TASK BRIEF →
Copy all the entries word for word, but omit the pictures.

DATA EXCERPTS →

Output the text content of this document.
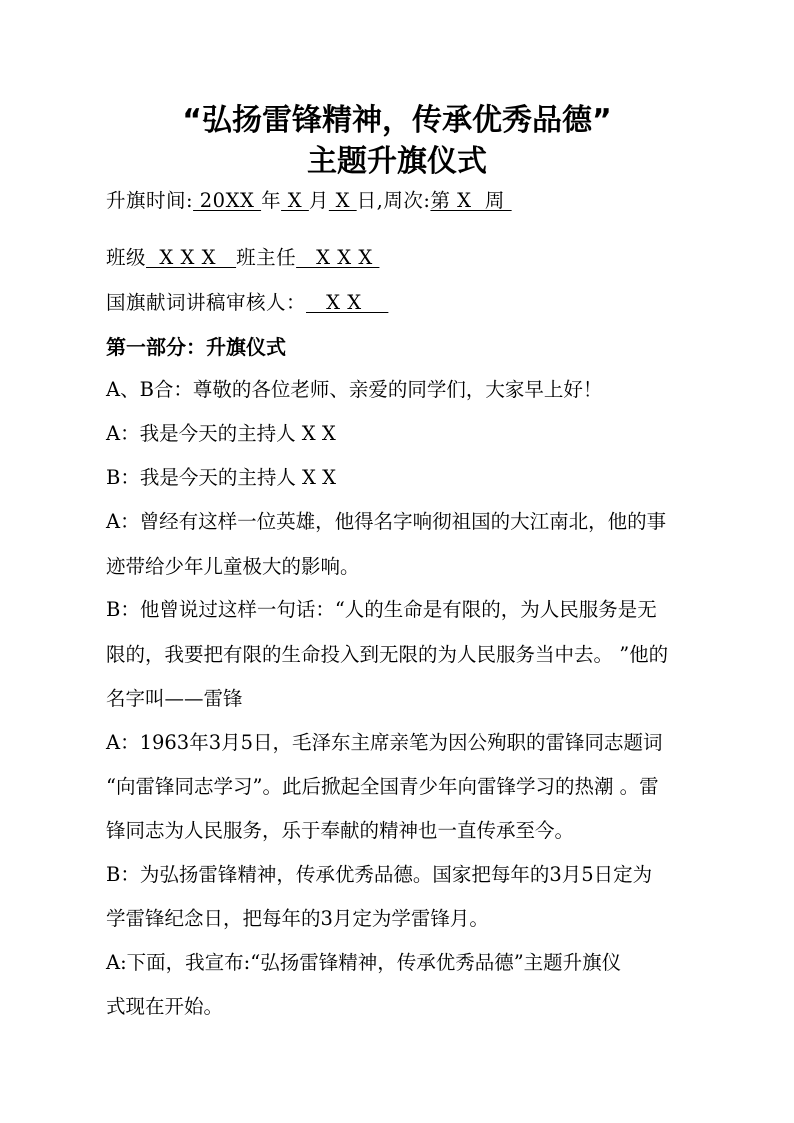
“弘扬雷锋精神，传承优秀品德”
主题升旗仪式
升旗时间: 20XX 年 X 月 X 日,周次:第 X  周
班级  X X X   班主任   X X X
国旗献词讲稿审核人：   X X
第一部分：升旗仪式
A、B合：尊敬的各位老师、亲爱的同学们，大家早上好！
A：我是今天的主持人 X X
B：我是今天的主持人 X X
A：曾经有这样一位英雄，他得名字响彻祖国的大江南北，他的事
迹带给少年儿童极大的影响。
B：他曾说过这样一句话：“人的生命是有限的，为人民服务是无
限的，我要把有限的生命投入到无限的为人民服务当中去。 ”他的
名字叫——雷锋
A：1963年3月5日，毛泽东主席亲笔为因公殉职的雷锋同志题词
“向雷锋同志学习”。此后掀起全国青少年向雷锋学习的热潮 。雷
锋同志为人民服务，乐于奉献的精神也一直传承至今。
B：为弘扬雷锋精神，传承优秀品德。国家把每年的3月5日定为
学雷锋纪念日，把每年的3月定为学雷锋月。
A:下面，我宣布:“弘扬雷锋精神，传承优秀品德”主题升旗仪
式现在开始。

SOLUTION TO THE PROBLEM →
Output the text content of this document.
“弘扬雷锋精神，传承优秀品德”
主题升旗仪式
升旗时间: 20XX 年 X 月 X 日,周次:第 X  周
班级  X X X   班主任   X X X
国旗献词讲稿审核人：   X X
第一部分：升旗仪式
A、B合：尊敬的各位老师、亲爱的同学们，大家早上好！
A：我是今天的主持人 X X
B：我是今天的主持人 X X
A：曾经有这样一位英雄，他得名字响彻祖国的大江南北，他的事
迹带给少年儿童极大的影响。
B：他曾说过这样一句话：“人的生命是有限的，为人民服务是无
限的，我要把有限的生命投入到无限的为人民服务当中去。 ”他的
名字叫——雷锋
A：1963年3月5日，毛泽东主席亲笔为因公殉职的雷锋同志题词
“向雷锋同志学习”。此后掀起全国青少年向雷锋学习的热潮 。雷
锋同志为人民服务，乐于奉献的精神也一直传承至今。
B：为弘扬雷锋精神，传承优秀品德。国家把每年的3月5日定为
学雷锋纪念日，把每年的3月定为学雷锋月。
A:下面，我宣布:“弘扬雷锋精神，传承优秀品德”主题升旗仪
式现在开始。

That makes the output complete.